[EXERCISE TASK]
Reproduce the data below, replacing every instance of "inset-data-point" with "inset-marker" and keeping everything else unchanged.

[RECORDS PROVIDED]
----

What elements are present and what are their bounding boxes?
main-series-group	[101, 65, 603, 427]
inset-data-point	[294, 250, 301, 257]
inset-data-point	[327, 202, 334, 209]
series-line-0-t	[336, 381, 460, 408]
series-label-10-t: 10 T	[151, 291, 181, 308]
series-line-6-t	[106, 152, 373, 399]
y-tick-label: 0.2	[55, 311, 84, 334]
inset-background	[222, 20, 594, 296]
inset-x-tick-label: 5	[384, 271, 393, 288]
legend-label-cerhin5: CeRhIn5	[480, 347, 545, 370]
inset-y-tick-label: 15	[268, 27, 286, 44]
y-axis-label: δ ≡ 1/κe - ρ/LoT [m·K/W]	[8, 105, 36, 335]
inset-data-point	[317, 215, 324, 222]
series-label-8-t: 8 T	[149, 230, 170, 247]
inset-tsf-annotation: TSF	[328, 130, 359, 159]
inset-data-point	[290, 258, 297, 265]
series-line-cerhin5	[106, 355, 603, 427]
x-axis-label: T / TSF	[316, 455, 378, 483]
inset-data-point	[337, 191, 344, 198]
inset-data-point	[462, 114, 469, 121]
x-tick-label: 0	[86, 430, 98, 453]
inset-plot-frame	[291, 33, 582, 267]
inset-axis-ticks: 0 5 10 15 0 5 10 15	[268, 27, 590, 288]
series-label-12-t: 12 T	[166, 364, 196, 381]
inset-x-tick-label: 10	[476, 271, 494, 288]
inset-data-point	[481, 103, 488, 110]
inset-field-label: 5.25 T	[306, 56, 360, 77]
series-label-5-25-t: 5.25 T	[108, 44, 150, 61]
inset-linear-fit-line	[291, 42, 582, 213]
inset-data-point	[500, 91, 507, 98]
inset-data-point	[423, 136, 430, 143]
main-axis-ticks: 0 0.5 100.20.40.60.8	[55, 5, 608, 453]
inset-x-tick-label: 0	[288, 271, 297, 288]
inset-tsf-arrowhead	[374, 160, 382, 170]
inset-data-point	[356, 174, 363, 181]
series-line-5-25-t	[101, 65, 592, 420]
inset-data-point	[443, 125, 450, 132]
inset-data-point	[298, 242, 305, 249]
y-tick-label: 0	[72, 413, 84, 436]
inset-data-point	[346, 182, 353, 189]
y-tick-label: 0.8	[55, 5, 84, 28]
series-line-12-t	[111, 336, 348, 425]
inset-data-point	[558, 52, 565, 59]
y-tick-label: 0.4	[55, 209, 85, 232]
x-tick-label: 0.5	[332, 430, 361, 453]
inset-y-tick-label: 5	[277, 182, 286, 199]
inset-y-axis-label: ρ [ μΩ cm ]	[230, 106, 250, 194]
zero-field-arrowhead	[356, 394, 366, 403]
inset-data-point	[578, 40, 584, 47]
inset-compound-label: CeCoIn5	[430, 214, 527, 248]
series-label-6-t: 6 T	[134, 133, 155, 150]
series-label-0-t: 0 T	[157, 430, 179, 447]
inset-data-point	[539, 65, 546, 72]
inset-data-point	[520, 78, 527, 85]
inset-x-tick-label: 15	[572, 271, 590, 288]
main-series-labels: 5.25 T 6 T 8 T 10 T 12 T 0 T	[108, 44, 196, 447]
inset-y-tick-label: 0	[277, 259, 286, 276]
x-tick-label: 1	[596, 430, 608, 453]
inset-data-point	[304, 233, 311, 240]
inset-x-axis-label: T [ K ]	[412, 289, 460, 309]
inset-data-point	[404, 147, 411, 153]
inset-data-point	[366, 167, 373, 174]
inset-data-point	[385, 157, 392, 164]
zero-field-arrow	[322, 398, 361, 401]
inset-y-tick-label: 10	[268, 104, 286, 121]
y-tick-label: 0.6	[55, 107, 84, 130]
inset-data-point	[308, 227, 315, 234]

----

[ANSWER TO THIS TASK]
What elements are present and what are their bounding boxes?
main-series-group	[101, 65, 603, 427]
inset-marker	[294, 250, 301, 257]
inset-marker	[327, 202, 334, 209]
series-line-0-t	[336, 381, 460, 408]
series-label-10-t: 10 T	[151, 291, 181, 308]
series-line-6-t	[106, 152, 373, 399]
y-tick-label: 0.2	[55, 311, 84, 334]
inset-background	[222, 20, 594, 296]
inset-x-tick-label: 5	[384, 271, 393, 288]
legend-label-cerhin5: CeRhIn5	[480, 347, 545, 370]
inset-y-tick-label: 15	[268, 27, 286, 44]
y-axis-label: δ ≡ 1/κe - ρ/LoT [m·K/W]	[8, 105, 36, 335]
inset-marker	[317, 215, 324, 222]
series-label-8-t: 8 T	[149, 230, 170, 247]
inset-tsf-annotation: TSF	[328, 130, 359, 159]
inset-marker	[290, 258, 297, 265]
series-line-cerhin5	[106, 355, 603, 427]
x-axis-label: T / TSF	[316, 455, 378, 483]
inset-marker	[337, 191, 344, 198]
inset-marker	[462, 114, 469, 121]
x-tick-label: 0	[86, 430, 98, 453]
inset-plot-frame	[291, 33, 582, 267]
inset-axis-ticks: 0 5 10 15 0 5 10 15	[268, 27, 590, 288]
series-label-12-t: 12 T	[166, 364, 196, 381]
inset-x-tick-label: 10	[476, 271, 494, 288]
inset-marker	[481, 103, 488, 110]
inset-field-label: 5.25 T	[306, 56, 360, 77]
series-label-5-25-t: 5.25 T	[108, 44, 150, 61]
inset-linear-fit-line	[291, 42, 582, 213]
inset-marker	[500, 91, 507, 98]
inset-marker	[423, 136, 430, 143]
main-axis-ticks: 0 0.5 100.20.40.60.8	[55, 5, 608, 453]
inset-x-tick-label: 0	[288, 271, 297, 288]
inset-tsf-arrowhead	[374, 160, 382, 170]
inset-marker	[356, 174, 363, 181]
series-line-5-25-t	[101, 65, 592, 420]
inset-marker	[443, 125, 450, 132]
inset-marker	[298, 242, 305, 249]
y-tick-label: 0	[72, 413, 84, 436]
inset-marker	[346, 182, 353, 189]
y-tick-label: 0.8	[55, 5, 84, 28]
series-line-12-t	[111, 336, 348, 425]
inset-marker	[558, 52, 565, 59]
y-tick-label: 0.4	[55, 209, 85, 232]
x-tick-label: 0.5	[332, 430, 361, 453]
inset-y-tick-label: 5	[277, 182, 286, 199]
inset-y-axis-label: ρ [ μΩ cm ]	[230, 106, 250, 194]
zero-field-arrowhead	[356, 394, 366, 403]
inset-marker	[578, 40, 584, 47]
inset-compound-label: CeCoIn5	[430, 214, 527, 248]
series-label-6-t: 6 T	[134, 133, 155, 150]
series-label-0-t: 0 T	[157, 430, 179, 447]
inset-marker	[539, 65, 546, 72]
inset-marker	[520, 78, 527, 85]
inset-x-tick-label: 15	[572, 271, 590, 288]
main-series-labels: 5.25 T 6 T 8 T 10 T 12 T 0 T	[108, 44, 196, 447]
inset-y-tick-label: 0	[277, 259, 286, 276]
x-tick-label: 1	[596, 430, 608, 453]
inset-marker	[304, 233, 311, 240]
inset-x-axis-label: T [ K ]	[412, 289, 460, 309]
inset-marker	[404, 147, 411, 153]
inset-marker	[366, 167, 373, 174]
inset-marker	[385, 157, 392, 164]
zero-field-arrow	[322, 398, 361, 401]
inset-y-tick-label: 10	[268, 104, 286, 121]
y-tick-label: 0.6	[55, 107, 84, 130]
inset-marker	[308, 227, 315, 234]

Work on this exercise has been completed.